TASK REQUIREMENTS:
What follows is a block of records; restate each one word for word.

[Extracts from a graphics dataset]
══════════

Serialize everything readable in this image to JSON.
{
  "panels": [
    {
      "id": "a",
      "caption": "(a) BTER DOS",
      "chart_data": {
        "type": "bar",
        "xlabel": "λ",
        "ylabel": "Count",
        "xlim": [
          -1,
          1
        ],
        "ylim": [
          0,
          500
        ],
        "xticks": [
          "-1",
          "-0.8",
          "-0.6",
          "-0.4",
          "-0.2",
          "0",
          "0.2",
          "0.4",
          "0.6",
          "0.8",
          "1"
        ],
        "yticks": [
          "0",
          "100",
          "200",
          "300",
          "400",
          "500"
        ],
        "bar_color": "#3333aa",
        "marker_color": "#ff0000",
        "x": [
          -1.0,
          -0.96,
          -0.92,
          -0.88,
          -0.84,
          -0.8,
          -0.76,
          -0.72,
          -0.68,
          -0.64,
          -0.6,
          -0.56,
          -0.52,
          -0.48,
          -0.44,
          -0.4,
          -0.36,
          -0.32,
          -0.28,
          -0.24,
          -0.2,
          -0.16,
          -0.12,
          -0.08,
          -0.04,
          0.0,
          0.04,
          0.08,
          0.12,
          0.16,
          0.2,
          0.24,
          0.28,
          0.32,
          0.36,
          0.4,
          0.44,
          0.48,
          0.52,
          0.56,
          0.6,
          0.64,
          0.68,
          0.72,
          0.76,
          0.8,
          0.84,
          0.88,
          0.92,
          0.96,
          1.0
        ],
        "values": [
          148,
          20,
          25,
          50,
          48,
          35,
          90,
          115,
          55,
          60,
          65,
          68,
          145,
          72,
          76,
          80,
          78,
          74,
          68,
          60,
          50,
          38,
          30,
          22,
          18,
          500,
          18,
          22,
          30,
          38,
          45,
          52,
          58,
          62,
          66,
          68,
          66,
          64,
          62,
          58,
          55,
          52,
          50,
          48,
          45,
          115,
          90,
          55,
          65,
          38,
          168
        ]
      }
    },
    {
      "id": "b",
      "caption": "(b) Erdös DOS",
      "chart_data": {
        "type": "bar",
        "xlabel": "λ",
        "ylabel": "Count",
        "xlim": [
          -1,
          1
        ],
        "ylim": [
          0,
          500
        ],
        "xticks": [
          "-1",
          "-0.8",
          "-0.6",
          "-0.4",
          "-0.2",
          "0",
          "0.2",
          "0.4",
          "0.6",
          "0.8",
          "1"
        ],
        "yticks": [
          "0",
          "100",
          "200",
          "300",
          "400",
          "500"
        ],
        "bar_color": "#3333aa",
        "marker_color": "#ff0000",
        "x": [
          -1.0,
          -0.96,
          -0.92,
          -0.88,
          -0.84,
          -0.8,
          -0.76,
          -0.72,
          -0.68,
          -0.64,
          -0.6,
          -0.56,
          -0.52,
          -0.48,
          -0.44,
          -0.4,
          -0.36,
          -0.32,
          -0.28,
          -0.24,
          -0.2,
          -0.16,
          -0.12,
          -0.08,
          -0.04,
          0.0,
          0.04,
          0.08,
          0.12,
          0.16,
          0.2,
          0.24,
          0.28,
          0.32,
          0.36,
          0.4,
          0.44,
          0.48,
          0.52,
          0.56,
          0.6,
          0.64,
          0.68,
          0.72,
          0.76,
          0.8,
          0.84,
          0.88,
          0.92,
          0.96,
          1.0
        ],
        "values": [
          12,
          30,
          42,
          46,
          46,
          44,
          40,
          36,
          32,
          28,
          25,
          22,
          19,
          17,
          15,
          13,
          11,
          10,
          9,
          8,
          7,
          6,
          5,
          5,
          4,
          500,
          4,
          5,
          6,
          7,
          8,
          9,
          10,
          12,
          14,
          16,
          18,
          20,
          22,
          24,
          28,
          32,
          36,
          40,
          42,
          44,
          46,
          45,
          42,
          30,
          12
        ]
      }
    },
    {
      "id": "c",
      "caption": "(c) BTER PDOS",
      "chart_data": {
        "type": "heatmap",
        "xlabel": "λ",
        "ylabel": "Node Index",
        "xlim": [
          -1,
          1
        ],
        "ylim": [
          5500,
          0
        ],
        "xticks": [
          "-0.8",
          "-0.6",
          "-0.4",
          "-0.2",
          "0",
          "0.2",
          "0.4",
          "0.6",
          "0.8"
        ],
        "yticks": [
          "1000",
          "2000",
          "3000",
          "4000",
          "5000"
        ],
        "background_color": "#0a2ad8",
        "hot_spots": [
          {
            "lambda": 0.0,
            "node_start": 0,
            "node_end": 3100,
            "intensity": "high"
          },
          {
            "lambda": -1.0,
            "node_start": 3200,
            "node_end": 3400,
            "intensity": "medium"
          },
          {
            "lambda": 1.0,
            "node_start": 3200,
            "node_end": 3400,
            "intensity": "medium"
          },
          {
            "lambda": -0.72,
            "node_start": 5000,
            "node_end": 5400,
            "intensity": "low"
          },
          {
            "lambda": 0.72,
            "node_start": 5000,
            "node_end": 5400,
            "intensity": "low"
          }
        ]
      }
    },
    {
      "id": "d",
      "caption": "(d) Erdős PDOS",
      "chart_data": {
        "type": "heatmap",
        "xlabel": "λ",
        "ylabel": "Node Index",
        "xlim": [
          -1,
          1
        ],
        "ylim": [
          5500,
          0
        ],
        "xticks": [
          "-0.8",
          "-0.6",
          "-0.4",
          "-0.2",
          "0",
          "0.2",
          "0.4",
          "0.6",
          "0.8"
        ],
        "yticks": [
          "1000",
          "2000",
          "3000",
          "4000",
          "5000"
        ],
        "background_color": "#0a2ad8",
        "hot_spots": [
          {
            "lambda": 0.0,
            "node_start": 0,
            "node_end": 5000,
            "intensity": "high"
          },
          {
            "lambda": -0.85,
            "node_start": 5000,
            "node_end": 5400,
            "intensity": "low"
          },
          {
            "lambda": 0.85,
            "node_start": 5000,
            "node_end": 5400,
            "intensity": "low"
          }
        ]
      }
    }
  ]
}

══════════

WRITTEN SOLUTION:
Serialize everything readable in this image to JSON.
{
  "panels": [
    {
      "id": "a",
      "caption": "(a) BTER DOS",
      "chart_data": {
        "type": "bar",
        "xlabel": "λ",
        "ylabel": "Count",
        "xlim": [
          -1,
          1
        ],
        "ylim": [
          0,
          500
        ],
        "xticks": [
          "-1",
          "-0.8",
          "-0.6",
          "-0.4",
          "-0.2",
          "0",
          "0.2",
          "0.4",
          "0.6",
          "0.8",
          "1"
        ],
        "yticks": [
          "0",
          "100",
          "200",
          "300",
          "400",
          "500"
        ],
        "bar_color": "#3333aa",
        "marker_color": "#ff0000",
        "x": [
          -1.0,
          -0.96,
          -0.92,
          -0.88,
          -0.84,
          -0.8,
          -0.76,
          -0.72,
          -0.68,
          -0.64,
          -0.6,
          -0.56,
          -0.52,
          -0.48,
          -0.44,
          -0.4,
          -0.36,
          -0.32,
          -0.28,
          -0.24,
          -0.2,
          -0.16,
          -0.12,
          -0.08,
          -0.04,
          0.0,
          0.04,
          0.08,
          0.12,
          0.16,
          0.2,
          0.24,
          0.28,
          0.32,
          0.36,
          0.4,
          0.44,
          0.48,
          0.52,
          0.56,
          0.6,
          0.64,
          0.68,
          0.72,
          0.76,
          0.8,
          0.84,
          0.88,
          0.92,
          0.96,
          1.0
        ],
        "values": [
          148,
          20,
          25,
          50,
          48,
          35,
          90,
          115,
          55,
          60,
          65,
          68,
          145,
          72,
          76,
          80,
          78,
          74,
          68,
          60,
          50,
          38,
          30,
          22,
          18,
          500,
          18,
          22,
          30,
          38,
          45,
          52,
          58,
          62,
          66,
          68,
          66,
          64,
          62,
          58,
          55,
          52,
          50,
          48,
          45,
          115,
          90,
          55,
          65,
          38,
          168
        ]
      }
    },
    {
      "id": "b",
      "caption": "(b) Erdös DOS",
      "chart_data": {
        "type": "bar",
        "xlabel": "λ",
        "ylabel": "Count",
        "xlim": [
          -1,
          1
        ],
        "ylim": [
          0,
          500
        ],
        "xticks": [
          "-1",
          "-0.8",
          "-0.6",
          "-0.4",
          "-0.2",
          "0",
          "0.2",
          "0.4",
          "0.6",
          "0.8",
          "1"
        ],
        "yticks": [
          "0",
          "100",
          "200",
          "300",
          "400",
          "500"
        ],
        "bar_color": "#3333aa",
        "marker_color": "#ff0000",
        "x": [
          -1.0,
          -0.96,
          -0.92,
          -0.88,
          -0.84,
          -0.8,
          -0.76,
          -0.72,
          -0.68,
          -0.64,
          -0.6,
          -0.56,
          -0.52,
          -0.48,
          -0.44,
          -0.4,
          -0.36,
          -0.32,
          -0.28,
          -0.24,
          -0.2,
          -0.16,
          -0.12,
          -0.08,
          -0.04,
          0.0,
          0.04,
          0.08,
          0.12,
          0.16,
          0.2,
          0.24,
          0.28,
          0.32,
          0.36,
          0.4,
          0.44,
          0.48,
          0.52,
          0.56,
          0.6,
          0.64,
          0.68,
          0.72,
          0.76,
          0.8,
          0.84,
          0.88,
          0.92,
          0.96,
          1.0
        ],
        "values": [
          12,
          30,
          42,
          46,
          46,
          44,
          40,
          36,
          32,
          28,
          25,
          22,
          19,
          17,
          15,
          13,
          11,
          10,
          9,
          8,
          7,
          6,
          5,
          5,
          4,
          500,
          4,
          5,
          6,
          7,
          8,
          9,
          10,
          12,
          14,
          16,
          18,
          20,
          22,
          24,
          28,
          32,
          36,
          40,
          42,
          44,
          46,
          45,
          42,
          30,
          12
        ]
      }
    },
    {
      "id": "c",
      "caption": "(c) BTER PDOS",
      "chart_data": {
        "type": "heatmap",
        "xlabel": "λ",
        "ylabel": "Node Index",
        "xlim": [
          -1,
          1
        ],
        "ylim": [
          5500,
          0
        ],
        "xticks": [
          "-0.8",
          "-0.6",
          "-0.4",
          "-0.2",
          "0",
          "0.2",
          "0.4",
          "0.6",
          "0.8"
        ],
        "yticks": [
          "1000",
          "2000",
          "3000",
          "4000",
          "5000"
        ],
        "background_color": "#0a2ad8",
        "hot_spots": [
          {
            "lambda": 0.0,
            "node_start": 0,
            "node_end": 3100,
            "intensity": "high"
          },
          {
            "lambda": -1.0,
            "node_start": 3200,
            "node_end": 3400,
            "intensity": "medium"
          },
          {
            "lambda": 1.0,
            "node_start": 3200,
            "node_end": 3400,
            "intensity": "medium"
          },
          {
            "lambda": -0.72,
            "node_start": 5000,
            "node_end": 5400,
            "intensity": "low"
          },
          {
            "lambda": 0.72,
            "node_start": 5000,
            "node_end": 5400,
            "intensity": "low"
          }
        ]
      }
    },
    {
      "id": "d",
      "caption": "(d) Erdős PDOS",
      "chart_data": {
        "type": "heatmap",
        "xlabel": "λ",
        "ylabel": "Node Index",
        "xlim": [
          -1,
          1
        ],
        "ylim": [
          5500,
          0
        ],
        "xticks": [
          "-0.8",
          "-0.6",
          "-0.4",
          "-0.2",
          "0",
          "0.2",
          "0.4",
          "0.6",
          "0.8"
        ],
        "yticks": [
          "1000",
          "2000",
          "3000",
          "4000",
          "5000"
        ],
        "background_color": "#0a2ad8",
        "hot_spots": [
          {
            "lambda": 0.0,
            "node_start": 0,
            "node_end": 5000,
            "intensity": "high"
          },
          {
            "lambda": -0.85,
            "node_start": 5000,
            "node_end": 5400,
            "intensity": "low"
          },
          {
            "lambda": 0.85,
            "node_start": 5000,
            "node_end": 5400,
            "intensity": "low"
          }
        ]
      }
    }
  ]
}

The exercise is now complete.